— Start of Source records —
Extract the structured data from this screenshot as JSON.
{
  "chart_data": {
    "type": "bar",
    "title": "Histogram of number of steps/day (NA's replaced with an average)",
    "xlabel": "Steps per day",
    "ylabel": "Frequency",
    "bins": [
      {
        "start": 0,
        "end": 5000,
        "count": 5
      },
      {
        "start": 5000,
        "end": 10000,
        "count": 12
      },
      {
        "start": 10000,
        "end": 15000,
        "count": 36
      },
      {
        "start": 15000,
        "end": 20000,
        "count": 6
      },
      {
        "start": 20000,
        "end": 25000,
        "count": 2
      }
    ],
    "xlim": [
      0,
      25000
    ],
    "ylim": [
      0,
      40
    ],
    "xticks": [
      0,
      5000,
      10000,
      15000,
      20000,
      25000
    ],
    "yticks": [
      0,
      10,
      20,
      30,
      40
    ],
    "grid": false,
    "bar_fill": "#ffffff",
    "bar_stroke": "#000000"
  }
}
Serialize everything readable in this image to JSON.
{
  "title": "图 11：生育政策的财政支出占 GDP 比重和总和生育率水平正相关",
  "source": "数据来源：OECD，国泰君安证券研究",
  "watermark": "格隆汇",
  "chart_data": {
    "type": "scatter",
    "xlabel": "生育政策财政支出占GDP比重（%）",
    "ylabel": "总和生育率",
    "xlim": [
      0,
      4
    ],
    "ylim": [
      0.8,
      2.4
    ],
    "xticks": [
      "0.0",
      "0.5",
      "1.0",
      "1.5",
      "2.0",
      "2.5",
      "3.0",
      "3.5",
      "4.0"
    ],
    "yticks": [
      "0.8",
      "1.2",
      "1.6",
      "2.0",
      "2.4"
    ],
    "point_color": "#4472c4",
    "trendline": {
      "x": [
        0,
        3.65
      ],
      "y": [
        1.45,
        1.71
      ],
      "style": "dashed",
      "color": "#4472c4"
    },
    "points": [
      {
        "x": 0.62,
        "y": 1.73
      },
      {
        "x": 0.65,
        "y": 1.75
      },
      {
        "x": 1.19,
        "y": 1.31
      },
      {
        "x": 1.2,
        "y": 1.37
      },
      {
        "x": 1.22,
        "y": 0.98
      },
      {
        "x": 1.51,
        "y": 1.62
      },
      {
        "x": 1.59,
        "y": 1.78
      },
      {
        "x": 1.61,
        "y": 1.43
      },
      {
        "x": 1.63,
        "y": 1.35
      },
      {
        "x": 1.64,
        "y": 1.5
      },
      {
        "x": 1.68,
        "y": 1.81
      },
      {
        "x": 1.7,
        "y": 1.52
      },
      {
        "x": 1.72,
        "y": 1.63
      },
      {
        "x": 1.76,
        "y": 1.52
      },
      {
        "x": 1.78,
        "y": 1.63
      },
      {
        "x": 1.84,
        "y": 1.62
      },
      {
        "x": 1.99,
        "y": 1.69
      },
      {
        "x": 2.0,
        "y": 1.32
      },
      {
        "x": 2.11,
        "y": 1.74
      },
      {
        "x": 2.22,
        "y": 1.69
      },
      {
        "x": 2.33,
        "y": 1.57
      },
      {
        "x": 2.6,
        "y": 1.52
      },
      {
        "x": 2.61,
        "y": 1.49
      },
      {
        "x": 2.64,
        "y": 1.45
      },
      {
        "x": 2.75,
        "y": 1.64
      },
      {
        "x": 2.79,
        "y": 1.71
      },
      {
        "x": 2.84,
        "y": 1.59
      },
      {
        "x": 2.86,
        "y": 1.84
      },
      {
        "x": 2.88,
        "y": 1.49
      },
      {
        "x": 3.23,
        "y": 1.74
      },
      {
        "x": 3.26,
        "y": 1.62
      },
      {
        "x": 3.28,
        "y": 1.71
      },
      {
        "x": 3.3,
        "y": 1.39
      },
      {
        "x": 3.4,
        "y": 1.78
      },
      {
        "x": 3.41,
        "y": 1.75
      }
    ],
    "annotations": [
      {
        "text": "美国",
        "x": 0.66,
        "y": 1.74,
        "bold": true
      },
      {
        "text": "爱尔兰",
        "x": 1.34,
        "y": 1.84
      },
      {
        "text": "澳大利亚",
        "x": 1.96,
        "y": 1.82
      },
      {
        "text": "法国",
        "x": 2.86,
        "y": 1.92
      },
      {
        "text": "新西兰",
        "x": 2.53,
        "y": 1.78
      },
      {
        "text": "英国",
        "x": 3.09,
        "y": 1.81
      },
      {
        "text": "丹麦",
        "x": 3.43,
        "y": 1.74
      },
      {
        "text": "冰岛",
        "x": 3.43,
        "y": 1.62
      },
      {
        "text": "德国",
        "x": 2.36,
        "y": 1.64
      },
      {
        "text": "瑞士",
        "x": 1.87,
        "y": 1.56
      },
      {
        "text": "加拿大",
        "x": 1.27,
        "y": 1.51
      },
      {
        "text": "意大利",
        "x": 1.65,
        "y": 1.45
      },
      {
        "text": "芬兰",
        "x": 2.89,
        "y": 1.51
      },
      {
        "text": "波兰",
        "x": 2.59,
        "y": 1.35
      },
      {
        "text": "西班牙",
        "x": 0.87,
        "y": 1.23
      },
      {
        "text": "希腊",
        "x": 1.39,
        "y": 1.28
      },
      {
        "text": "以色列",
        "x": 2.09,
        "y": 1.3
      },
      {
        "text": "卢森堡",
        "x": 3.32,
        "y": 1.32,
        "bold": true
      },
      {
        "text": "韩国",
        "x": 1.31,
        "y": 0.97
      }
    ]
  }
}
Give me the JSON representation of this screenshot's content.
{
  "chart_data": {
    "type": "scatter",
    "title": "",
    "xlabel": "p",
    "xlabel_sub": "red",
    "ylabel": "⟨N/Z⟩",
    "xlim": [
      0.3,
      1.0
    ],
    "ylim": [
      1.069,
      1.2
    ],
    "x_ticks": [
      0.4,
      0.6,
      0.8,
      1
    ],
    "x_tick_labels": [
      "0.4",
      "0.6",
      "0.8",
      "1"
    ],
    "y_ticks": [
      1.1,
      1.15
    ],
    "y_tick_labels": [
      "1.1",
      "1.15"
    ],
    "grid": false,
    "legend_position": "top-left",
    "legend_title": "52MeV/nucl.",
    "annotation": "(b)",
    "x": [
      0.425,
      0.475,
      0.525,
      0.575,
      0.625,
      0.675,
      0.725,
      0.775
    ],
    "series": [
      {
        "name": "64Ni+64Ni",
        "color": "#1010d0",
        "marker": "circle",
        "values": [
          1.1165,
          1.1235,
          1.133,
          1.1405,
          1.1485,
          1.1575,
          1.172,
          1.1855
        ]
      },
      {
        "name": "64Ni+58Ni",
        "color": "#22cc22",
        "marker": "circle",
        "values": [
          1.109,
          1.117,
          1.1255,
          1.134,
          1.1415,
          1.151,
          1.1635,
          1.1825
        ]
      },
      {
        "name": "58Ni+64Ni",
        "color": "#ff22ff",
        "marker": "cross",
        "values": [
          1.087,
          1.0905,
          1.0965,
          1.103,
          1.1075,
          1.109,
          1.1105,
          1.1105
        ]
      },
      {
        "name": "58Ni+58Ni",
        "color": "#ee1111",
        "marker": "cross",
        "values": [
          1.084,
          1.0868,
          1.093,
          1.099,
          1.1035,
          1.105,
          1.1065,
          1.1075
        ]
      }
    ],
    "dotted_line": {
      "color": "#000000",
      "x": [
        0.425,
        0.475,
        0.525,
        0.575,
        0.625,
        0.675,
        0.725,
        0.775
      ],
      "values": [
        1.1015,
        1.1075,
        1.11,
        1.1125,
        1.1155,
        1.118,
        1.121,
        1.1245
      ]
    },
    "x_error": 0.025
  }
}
— End of Source records —
* The request *
Isolate each line of the listing above that includes "screenshot". Copy it.

* Task output *
Extract the structured data from this screenshot as JSON.
Give me the JSON representation of this screenshot's content.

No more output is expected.